*Directions*
Below are some records; print every one of them exactly.

(Extracted data entries)
####################
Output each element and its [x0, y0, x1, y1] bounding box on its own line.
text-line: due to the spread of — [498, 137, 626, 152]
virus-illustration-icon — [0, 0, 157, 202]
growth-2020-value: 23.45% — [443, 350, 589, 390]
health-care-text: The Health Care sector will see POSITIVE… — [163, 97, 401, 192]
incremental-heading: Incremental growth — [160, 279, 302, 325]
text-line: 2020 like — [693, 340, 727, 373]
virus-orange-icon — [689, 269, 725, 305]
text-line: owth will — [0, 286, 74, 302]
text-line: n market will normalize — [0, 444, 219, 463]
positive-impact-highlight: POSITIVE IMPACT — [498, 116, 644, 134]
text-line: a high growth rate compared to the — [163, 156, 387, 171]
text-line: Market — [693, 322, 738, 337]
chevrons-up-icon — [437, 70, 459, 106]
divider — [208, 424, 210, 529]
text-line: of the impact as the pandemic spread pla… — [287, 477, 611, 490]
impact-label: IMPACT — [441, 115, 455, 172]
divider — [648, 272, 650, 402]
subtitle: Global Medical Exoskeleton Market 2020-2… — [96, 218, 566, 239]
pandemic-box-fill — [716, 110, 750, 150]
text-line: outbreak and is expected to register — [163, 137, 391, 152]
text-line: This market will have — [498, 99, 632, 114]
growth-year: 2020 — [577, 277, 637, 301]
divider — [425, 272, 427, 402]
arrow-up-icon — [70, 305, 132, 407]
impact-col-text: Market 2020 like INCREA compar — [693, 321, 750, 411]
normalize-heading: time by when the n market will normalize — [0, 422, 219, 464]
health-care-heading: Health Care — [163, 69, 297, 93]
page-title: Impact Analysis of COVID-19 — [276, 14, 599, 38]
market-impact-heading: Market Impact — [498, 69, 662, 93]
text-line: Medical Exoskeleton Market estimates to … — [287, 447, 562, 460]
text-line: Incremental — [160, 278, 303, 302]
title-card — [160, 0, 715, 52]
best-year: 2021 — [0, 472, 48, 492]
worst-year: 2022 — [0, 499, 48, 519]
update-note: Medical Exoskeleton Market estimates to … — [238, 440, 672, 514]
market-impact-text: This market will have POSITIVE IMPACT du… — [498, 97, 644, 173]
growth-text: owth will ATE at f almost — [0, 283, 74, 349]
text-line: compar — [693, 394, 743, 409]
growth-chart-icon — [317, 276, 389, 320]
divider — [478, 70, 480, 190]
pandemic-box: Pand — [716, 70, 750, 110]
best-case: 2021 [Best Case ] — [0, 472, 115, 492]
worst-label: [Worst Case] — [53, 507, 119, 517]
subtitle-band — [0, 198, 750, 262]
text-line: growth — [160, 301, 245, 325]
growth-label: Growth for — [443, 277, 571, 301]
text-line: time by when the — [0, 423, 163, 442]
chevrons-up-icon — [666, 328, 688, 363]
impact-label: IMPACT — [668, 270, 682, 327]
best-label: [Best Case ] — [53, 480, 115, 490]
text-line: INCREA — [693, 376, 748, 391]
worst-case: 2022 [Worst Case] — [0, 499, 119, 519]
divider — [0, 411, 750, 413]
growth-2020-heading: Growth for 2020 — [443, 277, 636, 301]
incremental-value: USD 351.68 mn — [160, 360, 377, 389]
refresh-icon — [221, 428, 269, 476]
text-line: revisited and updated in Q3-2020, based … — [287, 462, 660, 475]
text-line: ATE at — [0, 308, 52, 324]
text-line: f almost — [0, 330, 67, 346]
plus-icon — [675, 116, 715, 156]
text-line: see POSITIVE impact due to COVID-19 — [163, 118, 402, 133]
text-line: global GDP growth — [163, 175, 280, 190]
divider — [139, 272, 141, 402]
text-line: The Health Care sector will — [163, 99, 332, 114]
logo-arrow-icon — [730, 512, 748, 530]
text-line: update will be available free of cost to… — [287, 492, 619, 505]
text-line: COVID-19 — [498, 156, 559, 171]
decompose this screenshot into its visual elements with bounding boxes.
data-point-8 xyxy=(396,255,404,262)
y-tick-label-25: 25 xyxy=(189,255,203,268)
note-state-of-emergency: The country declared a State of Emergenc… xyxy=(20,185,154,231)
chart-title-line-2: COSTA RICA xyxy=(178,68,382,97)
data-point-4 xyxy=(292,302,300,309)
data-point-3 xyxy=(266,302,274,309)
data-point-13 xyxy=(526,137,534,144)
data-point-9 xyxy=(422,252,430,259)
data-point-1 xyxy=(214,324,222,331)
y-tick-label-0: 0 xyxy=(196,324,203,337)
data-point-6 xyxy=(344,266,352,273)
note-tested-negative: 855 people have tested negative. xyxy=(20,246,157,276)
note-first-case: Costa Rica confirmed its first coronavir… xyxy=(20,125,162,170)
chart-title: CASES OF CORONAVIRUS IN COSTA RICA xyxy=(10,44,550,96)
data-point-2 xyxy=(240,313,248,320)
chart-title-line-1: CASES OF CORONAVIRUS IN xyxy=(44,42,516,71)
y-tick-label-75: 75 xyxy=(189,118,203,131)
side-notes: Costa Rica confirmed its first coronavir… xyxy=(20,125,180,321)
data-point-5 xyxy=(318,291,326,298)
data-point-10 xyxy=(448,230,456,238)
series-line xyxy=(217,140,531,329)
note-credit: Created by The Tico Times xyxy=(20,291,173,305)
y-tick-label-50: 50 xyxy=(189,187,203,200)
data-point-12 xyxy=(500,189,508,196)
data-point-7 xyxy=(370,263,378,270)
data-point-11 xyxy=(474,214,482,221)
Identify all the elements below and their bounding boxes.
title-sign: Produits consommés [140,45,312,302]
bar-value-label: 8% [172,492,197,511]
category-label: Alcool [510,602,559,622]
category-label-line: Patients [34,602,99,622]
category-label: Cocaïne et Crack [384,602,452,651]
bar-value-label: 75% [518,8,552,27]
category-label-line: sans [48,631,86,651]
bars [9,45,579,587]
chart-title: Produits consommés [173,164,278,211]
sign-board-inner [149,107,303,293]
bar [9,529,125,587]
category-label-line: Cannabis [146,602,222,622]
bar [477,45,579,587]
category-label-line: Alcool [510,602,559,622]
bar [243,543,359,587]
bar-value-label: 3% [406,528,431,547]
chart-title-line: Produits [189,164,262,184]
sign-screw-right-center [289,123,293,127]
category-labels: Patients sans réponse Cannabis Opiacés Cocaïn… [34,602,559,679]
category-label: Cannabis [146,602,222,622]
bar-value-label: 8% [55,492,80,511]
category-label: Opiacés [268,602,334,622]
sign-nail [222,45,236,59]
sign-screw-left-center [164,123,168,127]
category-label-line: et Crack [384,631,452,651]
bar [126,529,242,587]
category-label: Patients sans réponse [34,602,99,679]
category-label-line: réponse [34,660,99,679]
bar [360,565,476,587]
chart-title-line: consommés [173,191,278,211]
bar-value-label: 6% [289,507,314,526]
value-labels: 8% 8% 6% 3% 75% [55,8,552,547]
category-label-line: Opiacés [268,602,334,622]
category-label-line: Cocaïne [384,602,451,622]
####################
*Answer below*
Output each element and its [x0, y0, x1, y1] bounding box on its own line.
text-line: due to the spread of — [498, 137, 626, 152]
virus-illustration-icon — [0, 0, 157, 202]
growth-2020-value: 23.45% — [443, 350, 589, 390]
health-care-text: The Health Care sector will see POSITIVE… — [163, 97, 401, 192]
incremental-heading: Incremental growth — [160, 279, 302, 325]
text-line: 2020 like — [693, 340, 727, 373]
virus-orange-icon — [689, 269, 725, 305]
text-line: owth will — [0, 286, 74, 302]
text-line: n market will normalize — [0, 444, 219, 463]
positive-impact-highlight: POSITIVE IMPACT — [498, 116, 644, 134]
text-line: a high growth rate compared to the — [163, 156, 387, 171]
text-line: Market — [693, 322, 738, 337]
chevrons-up-icon — [437, 70, 459, 106]
divider — [208, 424, 210, 529]
text-line: of the impact as the pandemic spread pla… — [287, 477, 611, 490]
impact-label: IMPACT — [441, 115, 455, 172]
divider — [648, 272, 650, 402]
subtitle: Global Medical Exoskeleton Market 2020-2… — [96, 218, 566, 239]
pandemic-box-fill — [716, 110, 750, 150]
text-line: outbreak and is expected to register — [163, 137, 391, 152]
text-line: This market will have — [498, 99, 632, 114]
growth-year: 2020 — [577, 277, 637, 301]
divider — [425, 272, 427, 402]
arrow-up-icon — [70, 305, 132, 407]
impact-col-text: Market 2020 like INCREA compar — [693, 321, 750, 411]
normalize-heading: time by when the n market will normalize — [0, 422, 219, 464]
health-care-heading: Health Care — [163, 69, 297, 93]
page-title: Impact Analysis of COVID-19 — [276, 14, 599, 38]
market-impact-heading: Market Impact — [498, 69, 662, 93]
text-line: Medical Exoskeleton Market estimates to … — [287, 447, 562, 460]
text-line: Incremental — [160, 278, 303, 302]
title-card — [160, 0, 715, 52]
best-year: 2021 — [0, 472, 48, 492]
worst-year: 2022 — [0, 499, 48, 519]
update-note: Medical Exoskeleton Market estimates to … — [238, 440, 672, 514]
market-impact-text: This market will have POSITIVE IMPACT du… — [498, 97, 644, 173]
growth-text: owth will ATE at f almost — [0, 283, 74, 349]
text-line: compar — [693, 394, 743, 409]
growth-chart-icon — [317, 276, 389, 320]
divider — [478, 70, 480, 190]
pandemic-box: Pand — [716, 70, 750, 110]
best-case: 2021 [Best Case ] — [0, 472, 115, 492]
worst-label: [Worst Case] — [53, 507, 119, 517]
subtitle-band — [0, 198, 750, 262]
text-line: growth — [160, 301, 245, 325]
growth-label: Growth for — [443, 277, 571, 301]
text-line: time by when the — [0, 423, 163, 442]
chevrons-up-icon — [666, 328, 688, 363]
impact-label: IMPACT — [668, 270, 682, 327]
best-label: [Best Case ] — [53, 480, 115, 490]
text-line: INCREA — [693, 376, 748, 391]
worst-case: 2022 [Worst Case] — [0, 499, 119, 519]
divider — [0, 411, 750, 413]
growth-2020-heading: Growth for 2020 — [443, 277, 636, 301]
incremental-value: USD 351.68 mn — [160, 360, 377, 389]
refresh-icon — [221, 428, 269, 476]
text-line: revisited and updated in Q3-2020, based … — [287, 462, 660, 475]
text-line: ATE at — [0, 308, 52, 324]
text-line: f almost — [0, 330, 67, 346]
plus-icon — [675, 116, 715, 156]
text-line: see POSITIVE impact due to COVID-19 — [163, 118, 402, 133]
text-line: global GDP growth — [163, 175, 280, 190]
divider — [139, 272, 141, 402]
text-line: The Health Care sector will — [163, 99, 332, 114]
logo-arrow-icon — [730, 512, 748, 530]
text-line: update will be available free of cost to… — [287, 492, 619, 505]
text-line: COVID-19 — [498, 156, 559, 171]
decompose this screenshot into its visual elements with bounding boxes.
data-point-8 xyxy=(396,255,404,262)
y-tick-label-25: 25 xyxy=(189,255,203,268)
note-state-of-emergency: The country declared a State of Emergenc… xyxy=(20,185,154,231)
chart-title-line-2: COSTA RICA xyxy=(178,68,382,97)
data-point-4 xyxy=(292,302,300,309)
data-point-3 xyxy=(266,302,274,309)
data-point-13 xyxy=(526,137,534,144)
data-point-9 xyxy=(422,252,430,259)
data-point-1 xyxy=(214,324,222,331)
y-tick-label-0: 0 xyxy=(196,324,203,337)
data-point-6 xyxy=(344,266,352,273)
note-tested-negative: 855 people have tested negative. xyxy=(20,246,157,276)
note-first-case: Costa Rica confirmed its first coronavir… xyxy=(20,125,162,170)
chart-title: CASES OF CORONAVIRUS IN COSTA RICA xyxy=(10,44,550,96)
data-point-2 xyxy=(240,313,248,320)
chart-title-line-1: CASES OF CORONAVIRUS IN xyxy=(44,42,516,71)
y-tick-label-75: 75 xyxy=(189,118,203,131)
side-notes: Costa Rica confirmed its first coronavir… xyxy=(20,125,180,321)
data-point-5 xyxy=(318,291,326,298)
data-point-10 xyxy=(448,230,456,238)
series-line xyxy=(217,140,531,329)
note-credit: Created by The Tico Times xyxy=(20,291,173,305)
y-tick-label-50: 50 xyxy=(189,187,203,200)
data-point-12 xyxy=(500,189,508,196)
data-point-7 xyxy=(370,263,378,270)
data-point-11 xyxy=(474,214,482,221)
Identify all the elements below and their bounding boxes.
title-sign: Produits consommés [140,45,312,302]
bar-value-label: 8% [172,492,197,511]
category-label: Alcool [510,602,559,622]
category-label-line: Patients [34,602,99,622]
category-label: Cocaïne et Crack [384,602,452,651]
bar-value-label: 75% [518,8,552,27]
category-label-line: sans [48,631,86,651]
bars [9,45,579,587]
chart-title: Produits consommés [173,164,278,211]
sign-board-inner [149,107,303,293]
bar [9,529,125,587]
category-label-line: Cannabis [146,602,222,622]
bar [477,45,579,587]
category-label-line: Alcool [510,602,559,622]
bar [243,543,359,587]
bar-value-label: 3% [406,528,431,547]
chart-title-line: Produits [189,164,262,184]
sign-screw-right-center [289,123,293,127]
category-labels: Patients sans réponse Cannabis Opiacés Cocaïn… [34,602,559,679]
category-label: Cannabis [146,602,222,622]
bar-value-label: 8% [55,492,80,511]
category-label: Opiacés [268,602,334,622]
sign-nail [222,45,236,59]
sign-screw-left-center [164,123,168,127]
category-label-line: et Crack [384,631,452,651]
bar [126,529,242,587]
category-label: Patients sans réponse [34,602,99,679]
category-label-line: réponse [34,660,99,679]
bar [360,565,476,587]
chart-title-line: consommés [173,191,278,211]
bar-value-label: 6% [289,507,314,526]
value-labels: 8% 8% 6% 3% 75% [55,8,552,547]
category-label-line: Opiacés [268,602,334,622]
category-label-line: Cocaïne [384,602,451,622]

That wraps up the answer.